DATA SUPPLIED:
-- begin --

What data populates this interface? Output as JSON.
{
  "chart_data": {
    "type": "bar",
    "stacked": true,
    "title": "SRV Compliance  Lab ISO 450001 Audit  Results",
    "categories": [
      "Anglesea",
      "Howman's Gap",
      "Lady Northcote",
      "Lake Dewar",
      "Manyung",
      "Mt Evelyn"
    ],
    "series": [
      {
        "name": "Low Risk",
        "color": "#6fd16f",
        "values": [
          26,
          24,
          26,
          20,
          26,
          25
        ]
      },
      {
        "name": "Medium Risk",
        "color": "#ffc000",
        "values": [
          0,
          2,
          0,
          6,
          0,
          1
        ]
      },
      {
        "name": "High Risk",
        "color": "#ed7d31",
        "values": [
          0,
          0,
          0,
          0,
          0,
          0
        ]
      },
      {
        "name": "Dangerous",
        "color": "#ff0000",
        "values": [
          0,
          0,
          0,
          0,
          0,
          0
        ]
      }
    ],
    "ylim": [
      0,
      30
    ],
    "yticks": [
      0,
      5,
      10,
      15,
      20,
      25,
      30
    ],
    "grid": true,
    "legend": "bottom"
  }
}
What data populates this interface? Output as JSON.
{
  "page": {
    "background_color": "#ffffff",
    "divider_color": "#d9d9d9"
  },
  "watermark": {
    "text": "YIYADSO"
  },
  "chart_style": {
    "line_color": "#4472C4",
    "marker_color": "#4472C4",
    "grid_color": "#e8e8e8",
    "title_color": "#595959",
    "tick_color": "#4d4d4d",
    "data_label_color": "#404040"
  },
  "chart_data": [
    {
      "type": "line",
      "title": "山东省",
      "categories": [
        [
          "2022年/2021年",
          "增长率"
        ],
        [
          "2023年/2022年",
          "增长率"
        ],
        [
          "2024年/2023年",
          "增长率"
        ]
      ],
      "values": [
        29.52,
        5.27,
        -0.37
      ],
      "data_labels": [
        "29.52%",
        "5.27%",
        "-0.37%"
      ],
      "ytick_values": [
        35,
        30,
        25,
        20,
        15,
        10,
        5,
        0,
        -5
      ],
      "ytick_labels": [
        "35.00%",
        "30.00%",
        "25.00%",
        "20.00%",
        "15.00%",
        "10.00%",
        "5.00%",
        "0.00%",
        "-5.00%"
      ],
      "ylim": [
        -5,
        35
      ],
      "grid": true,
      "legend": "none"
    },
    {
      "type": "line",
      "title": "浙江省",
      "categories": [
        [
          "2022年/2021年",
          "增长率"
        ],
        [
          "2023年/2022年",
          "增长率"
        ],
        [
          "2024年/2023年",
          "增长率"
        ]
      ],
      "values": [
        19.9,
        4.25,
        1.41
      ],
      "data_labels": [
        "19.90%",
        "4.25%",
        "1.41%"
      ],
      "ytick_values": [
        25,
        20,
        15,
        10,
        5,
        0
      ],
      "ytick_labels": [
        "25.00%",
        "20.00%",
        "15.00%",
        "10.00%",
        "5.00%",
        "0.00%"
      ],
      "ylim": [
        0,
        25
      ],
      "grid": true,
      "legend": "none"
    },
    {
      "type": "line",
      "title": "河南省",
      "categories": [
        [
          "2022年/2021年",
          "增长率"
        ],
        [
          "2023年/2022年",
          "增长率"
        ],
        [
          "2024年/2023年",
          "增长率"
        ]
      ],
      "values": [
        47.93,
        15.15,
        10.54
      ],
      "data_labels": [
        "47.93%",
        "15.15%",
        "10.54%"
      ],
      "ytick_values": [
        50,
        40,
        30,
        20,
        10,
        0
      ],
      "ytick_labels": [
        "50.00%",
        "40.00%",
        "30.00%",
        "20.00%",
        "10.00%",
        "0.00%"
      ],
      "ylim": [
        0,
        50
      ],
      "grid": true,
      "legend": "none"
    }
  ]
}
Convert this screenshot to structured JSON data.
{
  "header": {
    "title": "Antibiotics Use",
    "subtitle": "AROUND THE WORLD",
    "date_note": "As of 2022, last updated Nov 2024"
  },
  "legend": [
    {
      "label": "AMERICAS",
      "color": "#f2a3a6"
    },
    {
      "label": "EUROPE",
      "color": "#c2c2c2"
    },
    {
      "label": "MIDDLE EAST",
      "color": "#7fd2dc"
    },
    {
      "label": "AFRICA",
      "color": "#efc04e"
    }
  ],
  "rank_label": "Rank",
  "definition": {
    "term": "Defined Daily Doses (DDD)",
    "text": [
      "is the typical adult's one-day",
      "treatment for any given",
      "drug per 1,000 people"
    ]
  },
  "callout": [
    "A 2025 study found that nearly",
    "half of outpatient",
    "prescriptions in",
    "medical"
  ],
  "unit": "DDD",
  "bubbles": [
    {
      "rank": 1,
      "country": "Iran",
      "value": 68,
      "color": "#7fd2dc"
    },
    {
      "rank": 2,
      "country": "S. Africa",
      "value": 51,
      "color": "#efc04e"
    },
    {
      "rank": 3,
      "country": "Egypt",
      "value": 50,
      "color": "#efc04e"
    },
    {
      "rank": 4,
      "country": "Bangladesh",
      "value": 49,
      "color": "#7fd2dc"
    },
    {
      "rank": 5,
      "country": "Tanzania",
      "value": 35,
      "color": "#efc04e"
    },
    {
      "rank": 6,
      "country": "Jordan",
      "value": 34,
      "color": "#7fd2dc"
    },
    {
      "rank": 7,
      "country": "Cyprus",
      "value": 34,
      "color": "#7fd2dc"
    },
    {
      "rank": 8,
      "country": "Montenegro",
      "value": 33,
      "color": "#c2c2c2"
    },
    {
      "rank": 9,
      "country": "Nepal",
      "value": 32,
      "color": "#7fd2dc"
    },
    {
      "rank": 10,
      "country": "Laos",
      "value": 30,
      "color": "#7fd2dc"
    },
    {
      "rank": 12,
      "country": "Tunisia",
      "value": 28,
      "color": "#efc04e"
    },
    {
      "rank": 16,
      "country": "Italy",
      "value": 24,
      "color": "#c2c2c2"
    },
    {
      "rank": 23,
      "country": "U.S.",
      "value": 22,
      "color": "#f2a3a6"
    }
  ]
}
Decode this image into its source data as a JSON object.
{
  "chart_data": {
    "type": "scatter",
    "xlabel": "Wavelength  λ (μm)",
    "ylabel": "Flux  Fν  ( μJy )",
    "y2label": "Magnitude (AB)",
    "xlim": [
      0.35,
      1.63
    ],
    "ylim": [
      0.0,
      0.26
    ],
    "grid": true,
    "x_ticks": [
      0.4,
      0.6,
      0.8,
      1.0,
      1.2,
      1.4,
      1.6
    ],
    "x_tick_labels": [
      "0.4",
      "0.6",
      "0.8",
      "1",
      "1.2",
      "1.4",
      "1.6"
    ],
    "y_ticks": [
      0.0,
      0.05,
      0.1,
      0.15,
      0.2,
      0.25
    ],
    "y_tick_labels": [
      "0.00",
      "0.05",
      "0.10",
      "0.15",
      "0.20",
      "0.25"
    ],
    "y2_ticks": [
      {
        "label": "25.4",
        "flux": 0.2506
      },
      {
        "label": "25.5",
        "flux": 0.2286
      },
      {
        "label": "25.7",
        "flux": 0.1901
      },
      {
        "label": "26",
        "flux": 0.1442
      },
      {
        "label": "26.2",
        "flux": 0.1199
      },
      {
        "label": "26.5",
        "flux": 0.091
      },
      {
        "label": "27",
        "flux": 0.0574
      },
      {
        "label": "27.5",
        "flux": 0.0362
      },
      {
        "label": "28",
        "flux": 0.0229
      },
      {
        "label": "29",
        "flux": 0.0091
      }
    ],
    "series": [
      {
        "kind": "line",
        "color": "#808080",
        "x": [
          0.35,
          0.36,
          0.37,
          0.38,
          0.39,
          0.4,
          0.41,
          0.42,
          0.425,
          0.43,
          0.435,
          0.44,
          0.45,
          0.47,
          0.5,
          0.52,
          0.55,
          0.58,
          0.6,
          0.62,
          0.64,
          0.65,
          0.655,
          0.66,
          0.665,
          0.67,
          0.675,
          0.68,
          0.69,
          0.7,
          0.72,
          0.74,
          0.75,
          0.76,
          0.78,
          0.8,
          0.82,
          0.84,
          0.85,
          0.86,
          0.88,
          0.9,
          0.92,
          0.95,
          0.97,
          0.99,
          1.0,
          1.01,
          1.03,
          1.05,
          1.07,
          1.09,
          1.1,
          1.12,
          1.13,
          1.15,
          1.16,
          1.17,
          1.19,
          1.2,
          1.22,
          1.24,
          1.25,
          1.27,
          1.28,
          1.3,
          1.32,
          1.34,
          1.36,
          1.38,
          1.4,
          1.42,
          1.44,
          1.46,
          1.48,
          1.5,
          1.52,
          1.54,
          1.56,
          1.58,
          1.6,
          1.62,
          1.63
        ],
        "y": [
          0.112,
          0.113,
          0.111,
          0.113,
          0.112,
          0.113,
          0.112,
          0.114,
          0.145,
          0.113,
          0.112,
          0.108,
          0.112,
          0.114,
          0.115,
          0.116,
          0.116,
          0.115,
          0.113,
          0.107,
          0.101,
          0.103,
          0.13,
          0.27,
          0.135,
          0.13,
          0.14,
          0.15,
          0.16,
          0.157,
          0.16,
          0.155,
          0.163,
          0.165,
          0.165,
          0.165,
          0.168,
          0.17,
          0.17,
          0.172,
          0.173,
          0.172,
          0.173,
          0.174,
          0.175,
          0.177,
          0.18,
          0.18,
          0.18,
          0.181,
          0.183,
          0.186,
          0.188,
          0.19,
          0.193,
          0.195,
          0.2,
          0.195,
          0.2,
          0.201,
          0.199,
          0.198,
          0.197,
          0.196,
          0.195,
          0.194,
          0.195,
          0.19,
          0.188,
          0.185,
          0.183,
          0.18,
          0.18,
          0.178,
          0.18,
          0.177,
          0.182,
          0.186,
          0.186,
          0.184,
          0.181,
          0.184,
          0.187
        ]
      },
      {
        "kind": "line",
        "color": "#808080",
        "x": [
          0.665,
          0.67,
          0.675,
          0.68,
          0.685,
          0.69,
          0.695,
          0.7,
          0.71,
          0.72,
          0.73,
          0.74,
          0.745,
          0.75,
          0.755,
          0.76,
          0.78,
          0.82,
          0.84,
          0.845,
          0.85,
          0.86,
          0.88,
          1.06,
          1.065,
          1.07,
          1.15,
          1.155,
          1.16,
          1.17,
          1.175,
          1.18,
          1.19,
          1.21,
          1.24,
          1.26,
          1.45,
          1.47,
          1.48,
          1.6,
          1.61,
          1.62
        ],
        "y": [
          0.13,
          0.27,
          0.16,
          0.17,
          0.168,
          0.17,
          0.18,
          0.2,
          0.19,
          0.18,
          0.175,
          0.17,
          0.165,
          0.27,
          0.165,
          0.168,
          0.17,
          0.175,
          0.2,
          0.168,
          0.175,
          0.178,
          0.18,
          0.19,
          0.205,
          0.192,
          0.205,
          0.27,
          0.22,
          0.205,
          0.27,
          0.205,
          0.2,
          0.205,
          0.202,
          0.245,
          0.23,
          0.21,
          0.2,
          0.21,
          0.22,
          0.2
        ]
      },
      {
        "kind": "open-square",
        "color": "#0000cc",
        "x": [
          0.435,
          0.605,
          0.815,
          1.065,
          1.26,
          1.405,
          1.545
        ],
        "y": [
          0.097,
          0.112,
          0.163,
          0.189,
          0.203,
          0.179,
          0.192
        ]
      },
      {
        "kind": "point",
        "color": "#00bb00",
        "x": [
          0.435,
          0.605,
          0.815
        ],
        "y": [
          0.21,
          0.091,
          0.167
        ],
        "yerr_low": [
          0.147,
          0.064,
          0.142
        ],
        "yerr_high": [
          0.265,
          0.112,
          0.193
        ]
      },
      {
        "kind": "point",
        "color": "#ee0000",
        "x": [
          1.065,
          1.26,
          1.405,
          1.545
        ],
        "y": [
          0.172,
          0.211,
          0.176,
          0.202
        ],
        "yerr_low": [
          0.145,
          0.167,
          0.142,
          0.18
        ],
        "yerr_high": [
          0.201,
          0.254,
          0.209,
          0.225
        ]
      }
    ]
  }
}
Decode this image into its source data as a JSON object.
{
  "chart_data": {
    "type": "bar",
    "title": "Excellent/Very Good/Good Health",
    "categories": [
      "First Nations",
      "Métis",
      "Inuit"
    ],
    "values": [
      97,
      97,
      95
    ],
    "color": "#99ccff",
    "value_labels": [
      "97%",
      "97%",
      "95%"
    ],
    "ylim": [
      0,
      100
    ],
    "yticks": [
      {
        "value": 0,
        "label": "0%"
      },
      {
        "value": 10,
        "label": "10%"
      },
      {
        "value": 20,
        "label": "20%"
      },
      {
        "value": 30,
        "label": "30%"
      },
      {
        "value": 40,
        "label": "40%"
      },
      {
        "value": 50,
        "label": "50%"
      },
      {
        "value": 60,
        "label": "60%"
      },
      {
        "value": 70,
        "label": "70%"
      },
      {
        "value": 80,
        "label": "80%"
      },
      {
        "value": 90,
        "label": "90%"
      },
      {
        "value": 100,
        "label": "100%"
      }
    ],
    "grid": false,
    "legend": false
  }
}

-- end --

TASK DETAILS: Go through the material above and copy each line that has the word "name".

PROBLEM SOLUTION:
        "name": "Low Risk",
        "name": "Medium Risk",
        "name": "High Risk",
        "name": "Dangerous",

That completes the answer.